Your copy of the material below should match it exactly, except that it holds no pictures.
____
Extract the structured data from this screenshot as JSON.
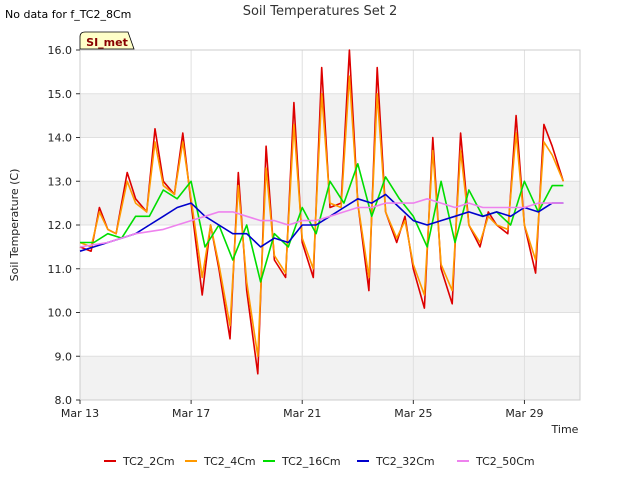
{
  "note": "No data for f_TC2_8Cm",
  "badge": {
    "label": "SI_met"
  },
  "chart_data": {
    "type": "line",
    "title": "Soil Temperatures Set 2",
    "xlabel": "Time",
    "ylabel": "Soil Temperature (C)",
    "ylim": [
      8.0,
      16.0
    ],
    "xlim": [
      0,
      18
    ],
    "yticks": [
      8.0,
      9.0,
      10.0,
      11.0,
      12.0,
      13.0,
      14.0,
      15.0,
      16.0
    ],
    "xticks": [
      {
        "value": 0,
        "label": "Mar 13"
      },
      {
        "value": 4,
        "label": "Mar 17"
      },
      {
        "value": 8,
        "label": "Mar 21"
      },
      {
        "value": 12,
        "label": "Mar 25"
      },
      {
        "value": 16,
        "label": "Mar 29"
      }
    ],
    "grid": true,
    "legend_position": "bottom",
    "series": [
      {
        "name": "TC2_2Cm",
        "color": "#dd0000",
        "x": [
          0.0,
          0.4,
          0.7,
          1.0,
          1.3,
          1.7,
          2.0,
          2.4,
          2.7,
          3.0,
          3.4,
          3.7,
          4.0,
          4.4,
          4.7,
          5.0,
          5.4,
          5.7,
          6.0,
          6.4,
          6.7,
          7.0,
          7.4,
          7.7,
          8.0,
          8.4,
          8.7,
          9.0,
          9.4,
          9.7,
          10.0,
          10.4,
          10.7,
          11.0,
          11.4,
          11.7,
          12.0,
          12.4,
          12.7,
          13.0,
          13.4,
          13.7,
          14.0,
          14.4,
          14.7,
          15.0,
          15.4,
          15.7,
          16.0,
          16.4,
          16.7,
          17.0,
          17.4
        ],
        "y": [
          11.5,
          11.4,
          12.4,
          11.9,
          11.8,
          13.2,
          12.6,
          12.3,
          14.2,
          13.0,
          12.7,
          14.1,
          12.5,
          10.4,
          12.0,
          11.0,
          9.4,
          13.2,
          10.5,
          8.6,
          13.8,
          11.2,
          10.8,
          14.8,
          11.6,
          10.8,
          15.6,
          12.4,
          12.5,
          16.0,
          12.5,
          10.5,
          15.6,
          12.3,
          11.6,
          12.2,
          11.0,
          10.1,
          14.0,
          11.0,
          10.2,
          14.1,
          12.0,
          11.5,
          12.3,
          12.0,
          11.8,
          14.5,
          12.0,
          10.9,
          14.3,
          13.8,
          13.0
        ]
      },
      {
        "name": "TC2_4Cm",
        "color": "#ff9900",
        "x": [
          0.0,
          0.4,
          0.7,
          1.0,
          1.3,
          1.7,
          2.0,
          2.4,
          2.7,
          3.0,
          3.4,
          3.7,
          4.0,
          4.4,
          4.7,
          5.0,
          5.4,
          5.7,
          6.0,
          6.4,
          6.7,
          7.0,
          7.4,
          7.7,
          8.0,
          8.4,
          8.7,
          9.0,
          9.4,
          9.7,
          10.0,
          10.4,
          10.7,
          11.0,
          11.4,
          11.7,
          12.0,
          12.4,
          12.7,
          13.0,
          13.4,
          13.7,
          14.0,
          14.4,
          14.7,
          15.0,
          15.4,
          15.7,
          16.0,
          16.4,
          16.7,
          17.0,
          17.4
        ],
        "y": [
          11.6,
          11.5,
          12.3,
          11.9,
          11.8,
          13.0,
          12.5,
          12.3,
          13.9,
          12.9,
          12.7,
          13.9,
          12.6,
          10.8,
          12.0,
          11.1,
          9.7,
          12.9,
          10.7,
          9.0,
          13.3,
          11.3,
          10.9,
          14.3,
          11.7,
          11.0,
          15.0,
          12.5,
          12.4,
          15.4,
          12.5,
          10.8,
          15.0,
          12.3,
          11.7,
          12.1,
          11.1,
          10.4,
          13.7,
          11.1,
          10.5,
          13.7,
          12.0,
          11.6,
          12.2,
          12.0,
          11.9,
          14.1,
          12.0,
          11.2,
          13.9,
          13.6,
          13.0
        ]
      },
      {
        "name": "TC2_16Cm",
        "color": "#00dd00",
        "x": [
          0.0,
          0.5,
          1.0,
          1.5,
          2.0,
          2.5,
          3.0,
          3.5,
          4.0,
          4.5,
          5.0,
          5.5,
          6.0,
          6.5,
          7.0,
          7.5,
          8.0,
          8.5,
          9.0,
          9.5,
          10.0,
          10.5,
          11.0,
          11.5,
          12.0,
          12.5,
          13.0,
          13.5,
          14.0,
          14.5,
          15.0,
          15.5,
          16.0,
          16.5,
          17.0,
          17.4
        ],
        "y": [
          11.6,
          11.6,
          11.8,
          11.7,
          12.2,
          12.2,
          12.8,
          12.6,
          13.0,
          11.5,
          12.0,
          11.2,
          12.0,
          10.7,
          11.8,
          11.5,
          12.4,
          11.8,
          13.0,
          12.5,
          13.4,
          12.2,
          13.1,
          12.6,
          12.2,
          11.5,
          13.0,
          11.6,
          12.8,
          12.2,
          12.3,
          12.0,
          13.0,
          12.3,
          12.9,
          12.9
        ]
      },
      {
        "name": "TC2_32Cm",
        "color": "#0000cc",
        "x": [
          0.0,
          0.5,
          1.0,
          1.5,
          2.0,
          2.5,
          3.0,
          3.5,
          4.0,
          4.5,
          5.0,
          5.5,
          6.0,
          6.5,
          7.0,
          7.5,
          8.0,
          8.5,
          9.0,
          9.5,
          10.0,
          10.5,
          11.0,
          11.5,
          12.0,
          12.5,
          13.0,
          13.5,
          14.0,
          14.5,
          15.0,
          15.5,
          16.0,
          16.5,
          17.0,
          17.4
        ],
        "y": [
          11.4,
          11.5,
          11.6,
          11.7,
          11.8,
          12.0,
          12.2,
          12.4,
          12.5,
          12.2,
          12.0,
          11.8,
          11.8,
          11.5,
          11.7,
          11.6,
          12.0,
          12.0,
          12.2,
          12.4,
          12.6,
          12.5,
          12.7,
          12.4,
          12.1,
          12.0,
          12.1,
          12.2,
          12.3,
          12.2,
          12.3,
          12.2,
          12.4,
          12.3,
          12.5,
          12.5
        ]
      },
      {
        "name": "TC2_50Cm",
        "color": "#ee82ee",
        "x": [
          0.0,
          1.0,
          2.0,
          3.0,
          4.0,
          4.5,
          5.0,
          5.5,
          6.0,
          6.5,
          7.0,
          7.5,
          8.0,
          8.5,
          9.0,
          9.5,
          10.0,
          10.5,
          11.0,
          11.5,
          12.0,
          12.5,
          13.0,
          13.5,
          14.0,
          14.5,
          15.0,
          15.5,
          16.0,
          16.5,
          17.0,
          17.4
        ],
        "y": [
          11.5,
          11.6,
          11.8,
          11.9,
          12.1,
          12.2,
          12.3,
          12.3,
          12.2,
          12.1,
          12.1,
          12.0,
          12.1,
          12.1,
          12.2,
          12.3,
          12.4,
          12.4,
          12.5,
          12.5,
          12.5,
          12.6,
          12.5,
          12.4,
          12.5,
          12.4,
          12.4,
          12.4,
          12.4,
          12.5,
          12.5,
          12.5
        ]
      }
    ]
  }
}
____
* Task solution:
Extract the structured data from this screenshot as JSON.
{
  "note": "No data for f_TC2_8Cm",
  "badge": {
    "label": "SI_met"
  },
  "chart_data": {
    "type": "line",
    "title": "Soil Temperatures Set 2",
    "xlabel": "Time",
    "ylabel": "Soil Temperature (C)",
    "ylim": [
      8.0,
      16.0
    ],
    "xlim": [
      0,
      18
    ],
    "yticks": [
      8.0,
      9.0,
      10.0,
      11.0,
      12.0,
      13.0,
      14.0,
      15.0,
      16.0
    ],
    "xticks": [
      {
        "value": 0,
        "label": "Mar 13"
      },
      {
        "value": 4,
        "label": "Mar 17"
      },
      {
        "value": 8,
        "label": "Mar 21"
      },
      {
        "value": 12,
        "label": "Mar 25"
      },
      {
        "value": 16,
        "label": "Mar 29"
      }
    ],
    "grid": true,
    "legend_position": "bottom",
    "series": [
      {
        "name": "TC2_2Cm",
        "color": "#dd0000",
        "x": [
          0.0,
          0.4,
          0.7,
          1.0,
          1.3,
          1.7,
          2.0,
          2.4,
          2.7,
          3.0,
          3.4,
          3.7,
          4.0,
          4.4,
          4.7,
          5.0,
          5.4,
          5.7,
          6.0,
          6.4,
          6.7,
          7.0,
          7.4,
          7.7,
          8.0,
          8.4,
          8.7,
          9.0,
          9.4,
          9.7,
          10.0,
          10.4,
          10.7,
          11.0,
          11.4,
          11.7,
          12.0,
          12.4,
          12.7,
          13.0,
          13.4,
          13.7,
          14.0,
          14.4,
          14.7,
          15.0,
          15.4,
          15.7,
          16.0,
          16.4,
          16.7,
          17.0,
          17.4
        ],
        "y": [
          11.5,
          11.4,
          12.4,
          11.9,
          11.8,
          13.2,
          12.6,
          12.3,
          14.2,
          13.0,
          12.7,
          14.1,
          12.5,
          10.4,
          12.0,
          11.0,
          9.4,
          13.2,
          10.5,
          8.6,
          13.8,
          11.2,
          10.8,
          14.8,
          11.6,
          10.8,
          15.6,
          12.4,
          12.5,
          16.0,
          12.5,
          10.5,
          15.6,
          12.3,
          11.6,
          12.2,
          11.0,
          10.1,
          14.0,
          11.0,
          10.2,
          14.1,
          12.0,
          11.5,
          12.3,
          12.0,
          11.8,
          14.5,
          12.0,
          10.9,
          14.3,
          13.8,
          13.0
        ]
      },
      {
        "name": "TC2_4Cm",
        "color": "#ff9900",
        "x": [
          0.0,
          0.4,
          0.7,
          1.0,
          1.3,
          1.7,
          2.0,
          2.4,
          2.7,
          3.0,
          3.4,
          3.7,
          4.0,
          4.4,
          4.7,
          5.0,
          5.4,
          5.7,
          6.0,
          6.4,
          6.7,
          7.0,
          7.4,
          7.7,
          8.0,
          8.4,
          8.7,
          9.0,
          9.4,
          9.7,
          10.0,
          10.4,
          10.7,
          11.0,
          11.4,
          11.7,
          12.0,
          12.4,
          12.7,
          13.0,
          13.4,
          13.7,
          14.0,
          14.4,
          14.7,
          15.0,
          15.4,
          15.7,
          16.0,
          16.4,
          16.7,
          17.0,
          17.4
        ],
        "y": [
          11.6,
          11.5,
          12.3,
          11.9,
          11.8,
          13.0,
          12.5,
          12.3,
          13.9,
          12.9,
          12.7,
          13.9,
          12.6,
          10.8,
          12.0,
          11.1,
          9.7,
          12.9,
          10.7,
          9.0,
          13.3,
          11.3,
          10.9,
          14.3,
          11.7,
          11.0,
          15.0,
          12.5,
          12.4,
          15.4,
          12.5,
          10.8,
          15.0,
          12.3,
          11.7,
          12.1,
          11.1,
          10.4,
          13.7,
          11.1,
          10.5,
          13.7,
          12.0,
          11.6,
          12.2,
          12.0,
          11.9,
          14.1,
          12.0,
          11.2,
          13.9,
          13.6,
          13.0
        ]
      },
      {
        "name": "TC2_16Cm",
        "color": "#00dd00",
        "x": [
          0.0,
          0.5,
          1.0,
          1.5,
          2.0,
          2.5,
          3.0,
          3.5,
          4.0,
          4.5,
          5.0,
          5.5,
          6.0,
          6.5,
          7.0,
          7.5,
          8.0,
          8.5,
          9.0,
          9.5,
          10.0,
          10.5,
          11.0,
          11.5,
          12.0,
          12.5,
          13.0,
          13.5,
          14.0,
          14.5,
          15.0,
          15.5,
          16.0,
          16.5,
          17.0,
          17.4
        ],
        "y": [
          11.6,
          11.6,
          11.8,
          11.7,
          12.2,
          12.2,
          12.8,
          12.6,
          13.0,
          11.5,
          12.0,
          11.2,
          12.0,
          10.7,
          11.8,
          11.5,
          12.4,
          11.8,
          13.0,
          12.5,
          13.4,
          12.2,
          13.1,
          12.6,
          12.2,
          11.5,
          13.0,
          11.6,
          12.8,
          12.2,
          12.3,
          12.0,
          13.0,
          12.3,
          12.9,
          12.9
        ]
      },
      {
        "name": "TC2_32Cm",
        "color": "#0000cc",
        "x": [
          0.0,
          0.5,
          1.0,
          1.5,
          2.0,
          2.5,
          3.0,
          3.5,
          4.0,
          4.5,
          5.0,
          5.5,
          6.0,
          6.5,
          7.0,
          7.5,
          8.0,
          8.5,
          9.0,
          9.5,
          10.0,
          10.5,
          11.0,
          11.5,
          12.0,
          12.5,
          13.0,
          13.5,
          14.0,
          14.5,
          15.0,
          15.5,
          16.0,
          16.5,
          17.0,
          17.4
        ],
        "y": [
          11.4,
          11.5,
          11.6,
          11.7,
          11.8,
          12.0,
          12.2,
          12.4,
          12.5,
          12.2,
          12.0,
          11.8,
          11.8,
          11.5,
          11.7,
          11.6,
          12.0,
          12.0,
          12.2,
          12.4,
          12.6,
          12.5,
          12.7,
          12.4,
          12.1,
          12.0,
          12.1,
          12.2,
          12.3,
          12.2,
          12.3,
          12.2,
          12.4,
          12.3,
          12.5,
          12.5
        ]
      },
      {
        "name": "TC2_50Cm",
        "color": "#ee82ee",
        "x": [
          0.0,
          1.0,
          2.0,
          3.0,
          4.0,
          4.5,
          5.0,
          5.5,
          6.0,
          6.5,
          7.0,
          7.5,
          8.0,
          8.5,
          9.0,
          9.5,
          10.0,
          10.5,
          11.0,
          11.5,
          12.0,
          12.5,
          13.0,
          13.5,
          14.0,
          14.5,
          15.0,
          15.5,
          16.0,
          16.5,
          17.0,
          17.4
        ],
        "y": [
          11.5,
          11.6,
          11.8,
          11.9,
          12.1,
          12.2,
          12.3,
          12.3,
          12.2,
          12.1,
          12.1,
          12.0,
          12.1,
          12.1,
          12.2,
          12.3,
          12.4,
          12.4,
          12.5,
          12.5,
          12.5,
          12.6,
          12.5,
          12.4,
          12.5,
          12.4,
          12.4,
          12.4,
          12.4,
          12.5,
          12.5,
          12.5
        ]
      }
    ]
  }
}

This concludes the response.